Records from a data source
▬▬▬
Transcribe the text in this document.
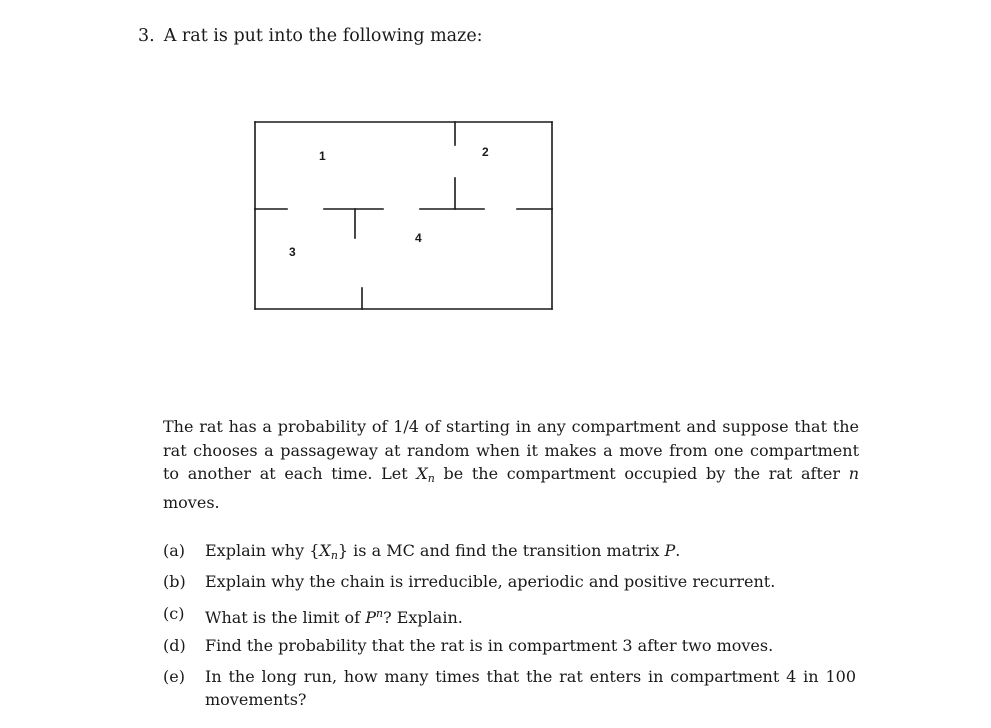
3. A rat is put into the following maze:
1	2
3
4
The rat has a probability of 1/4 of starting in any compartment and suppose that the
rat chooses a passageway at random when it makes a move from one compartment
to another at each time. Let $X_n$ be the compartment occupied by the rat after n
moves.
(a) Explain why $\{X_n\}$ is a MC and find the transition matrix P.
(b) Explain why the chain is irreducible, aperiodic and positive recurrent.
(c) What is the limit of $P^n$? Explain.
(d) Find the probability that the rat is in compartment 3 after two moves.
(e) In the long run, how many times that the rat enters in compartment 4 in 100
movements?
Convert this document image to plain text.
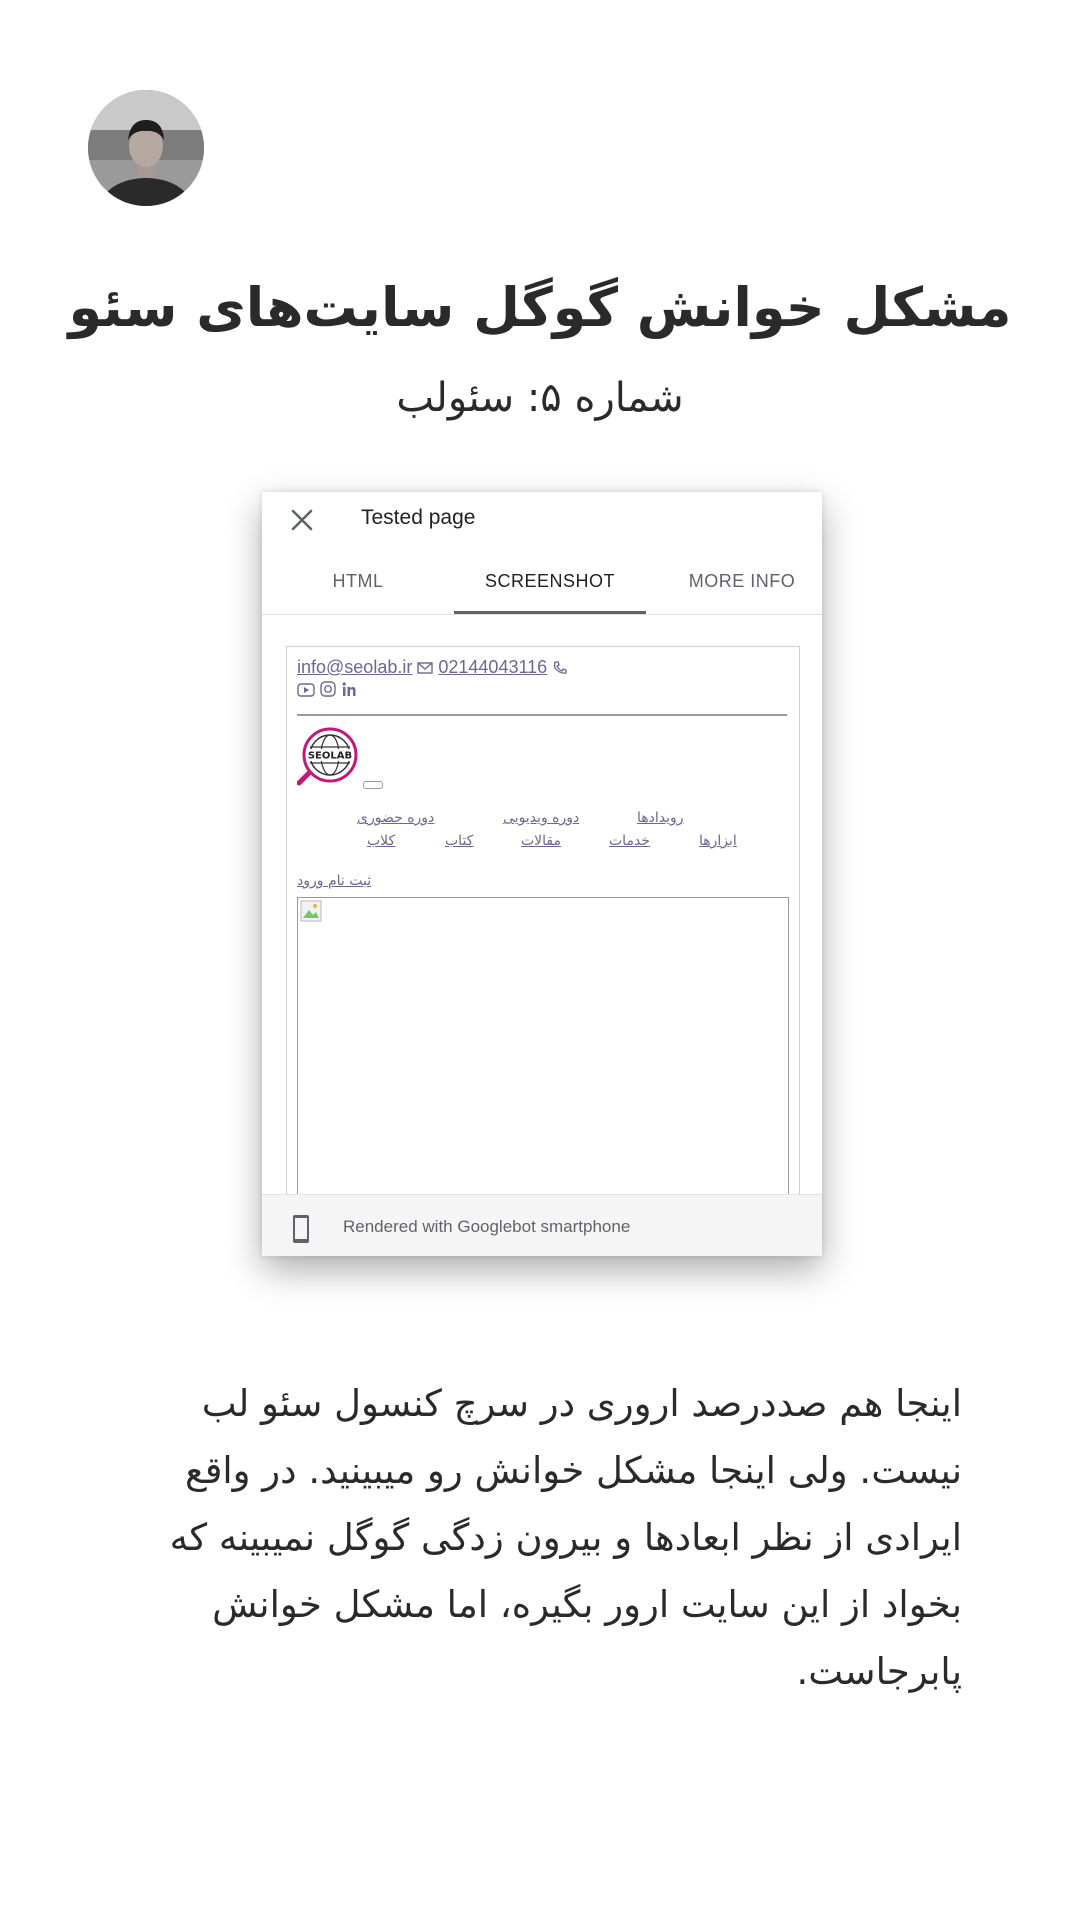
مشکل خوانش گوگل سایت‌های سئو
شماره ۵: سئولب
Tested page
HTML	SCREENSHOT	MORE INFO
info@seolab.ir 02144043116

SEOLAB
رویدادها
دوره ویدیویی
دوره حضوری
ابزارها
خدمات
مقالات
کتاب
کلاب
ثبت نام ورود
Rendered with Googlebot smartphone
اینجا هم صددرصد اروری در سرچ کنسول سئو لب نیست. ولی اینجا مشکل خوانش رو میبینید. در واقع ایرادی از نظر ابعادها و بیرون زدگی گوگل نمیبینه که بخواد از این سایت ارور بگیره، اما مشکل خوانش پابرجاست.
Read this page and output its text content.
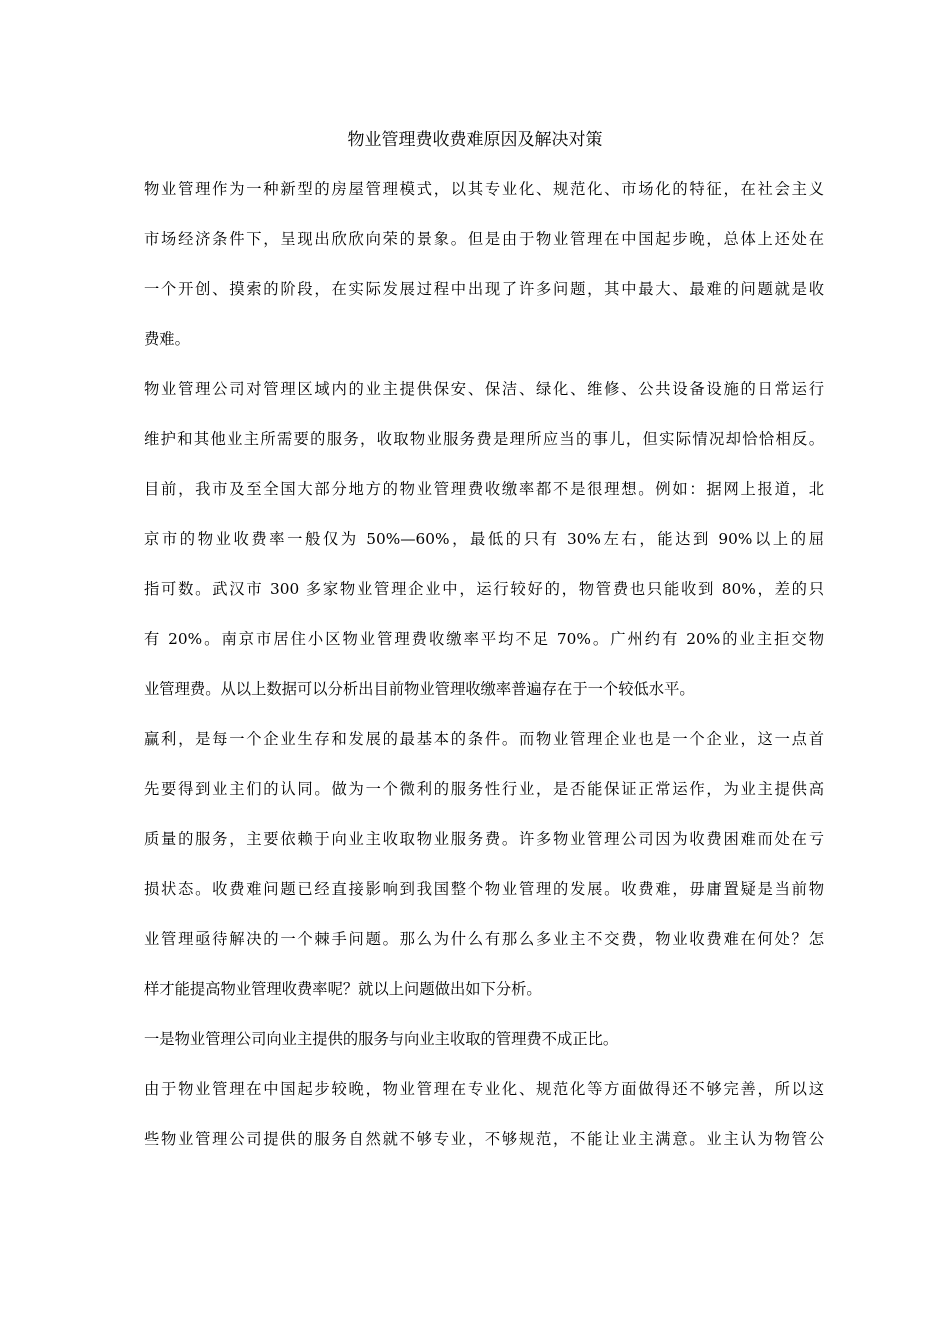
物业管理费收费难原因及解决对策
物业管理作为一种新型的房屋管理模式，以其专业化、规范化、市场化的特征，在社会主义
市场经济条件下，呈现出欣欣向荣的景象。但是由于物业管理在中国起步晚，总体上还处在
一个开创、摸索的阶段，在实际发展过程中出现了许多问题，其中最大、最难的问题就是收
费难。
物业管理公司对管理区域内的业主提供保安、保洁、绿化、维修、公共设备设施的日常运行
维护和其他业主所需要的服务，收取物业服务费是理所应当的事儿，但实际情况却恰恰相反。
目前，我市及至全国大部分地方的物业管理费收缴率都不是很理想。例如：据网上报道，北
京市的物业收费率一般仅为 50%—60%，最低的只有 30%左右，能达到 90%以上的屈
指可数。武汉市 300 多家物业管理企业中，运行较好的，物管费也只能收到 80%，差的只
有 20%。南京市居住小区物业管理费收缴率平均不足 70%。广州约有 20%的业主拒交物
业管理费。从以上数据可以分析出目前物业管理收缴率普遍存在于一个较低水平。
赢利，是每一个企业生存和发展的最基本的条件。而物业管理企业也是一个企业，这一点首
先要得到业主们的认同。做为一个微利的服务性行业，是否能保证正常运作，为业主提供高
质量的服务，主要依赖于向业主收取物业服务费。许多物业管理公司因为收费困难而处在亏
损状态。收费难问题已经直接影响到我国整个物业管理的发展。收费难，毋庸置疑是当前物
业管理亟待解决的一个棘手问题。那么为什么有那么多业主不交费，物业收费难在何处？怎
样才能提高物业管理收费率呢？就以上问题做出如下分析。
一是物业管理公司向业主提供的服务与向业主收取的管理费不成正比。
由于物业管理在中国起步较晚，物业管理在专业化、规范化等方面做得还不够完善，所以这
些物业管理公司提供的服务自然就不够专业，不够规范，不能让业主满意。业主认为物管公
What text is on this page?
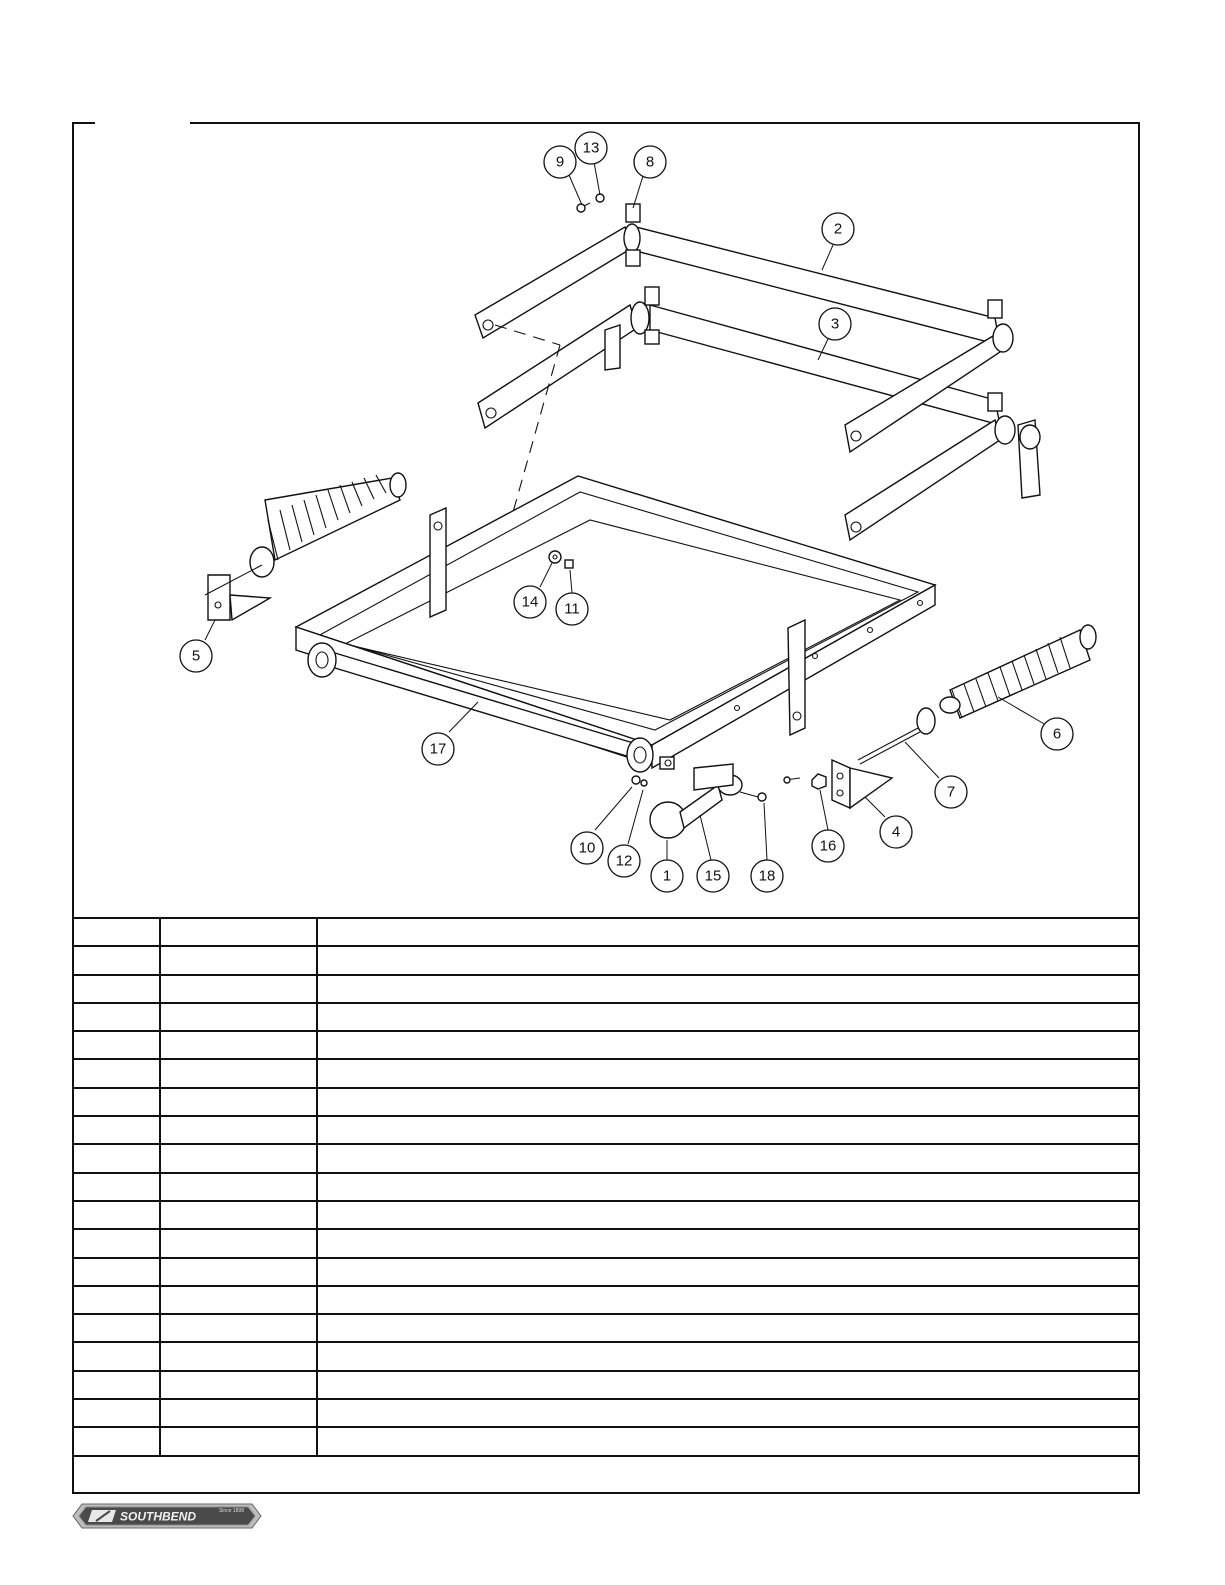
9
13
8
2
3
14 11
5
6
17
7
4
10
12
1 15 18
16

SOUTHBEND	Since 1898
▬▬▬
» **What is required**: Transcribe the records above exactly as they appear, leaving out any pictures.

» **Output**:
Transcribe the text in this document.
3. A rat is put into the following maze:
1	2
3
4
The rat has a probability of 1/4 of starting in any compartment and suppose that the
rat chooses a passageway at random when it makes a move from one compartment
to another at each time. Let $X_n$ be the compartment occupied by the rat after n
moves.
(a) Explain why $\{X_n\}$ is a MC and find the transition matrix P.
(b) Explain why the chain is irreducible, aperiodic and positive recurrent.
(c) What is the limit of $P^n$? Explain.
(d) Find the probability that the rat is in compartment 3 after two moves.
(e) In the long run, how many times that the rat enters in compartment 4 in 100
movements?
Convert this document image to plain text.
مشکل خوانش گوگل سایت‌های سئو
شماره ۵: سئولب
Tested page
HTML	SCREENSHOT	MORE INFO
info@seolab.ir 02144043116

SEOLAB
رویدادها
دوره ویدیویی
دوره حضوری
ابزارها
خدمات
مقالات
کتاب
کلاب
ثبت نام ورود
Rendered with Googlebot smartphone
اینجا هم صددرصد اروری در سرچ کنسول سئو لب نیست. ولی اینجا مشکل خوانش رو میبینید. در واقع ایرادی از نظر ابعادها و بیرون زدگی گوگل نمیبینه که بخواد از این سایت ارور بگیره، اما مشکل خوانش پابرجاست.
Read this page and output its text content.
物业管理费收费难原因及解决对策
物业管理作为一种新型的房屋管理模式，以其专业化、规范化、市场化的特征，在社会主义
市场经济条件下，呈现出欣欣向荣的景象。但是由于物业管理在中国起步晚，总体上还处在
一个开创、摸索的阶段，在实际发展过程中出现了许多问题，其中最大、最难的问题就是收
费难。
物业管理公司对管理区域内的业主提供保安、保洁、绿化、维修、公共设备设施的日常运行
维护和其他业主所需要的服务，收取物业服务费是理所应当的事儿，但实际情况却恰恰相反。
目前，我市及至全国大部分地方的物业管理费收缴率都不是很理想。例如：据网上报道，北
京市的物业收费率一般仅为 50%—60%，最低的只有 30%左右，能达到 90%以上的屈
指可数。武汉市 300 多家物业管理企业中，运行较好的，物管费也只能收到 80%，差的只
有 20%。南京市居住小区物业管理费收缴率平均不足 70%。广州约有 20%的业主拒交物
业管理费。从以上数据可以分析出目前物业管理收缴率普遍存在于一个较低水平。
赢利，是每一个企业生存和发展的最基本的条件。而物业管理企业也是一个企业，这一点首
先要得到业主们的认同。做为一个微利的服务性行业，是否能保证正常运作，为业主提供高
质量的服务，主要依赖于向业主收取物业服务费。许多物业管理公司因为收费困难而处在亏
损状态。收费难问题已经直接影响到我国整个物业管理的发展。收费难，毋庸置疑是当前物
业管理亟待解决的一个棘手问题。那么为什么有那么多业主不交费，物业收费难在何处？怎
样才能提高物业管理收费率呢？就以上问题做出如下分析。
一是物业管理公司向业主提供的服务与向业主收取的管理费不成正比。
由于物业管理在中国起步较晚，物业管理在专业化、规范化等方面做得还不够完善，所以这
些物业管理公司提供的服务自然就不够专业，不够规范，不能让业主满意。业主认为物管公
What text is on this page?
9
13
8
2
3
14 11
5
6
17
7
4
10
12
1 15 18
16

SOUTHBEND	Since 1898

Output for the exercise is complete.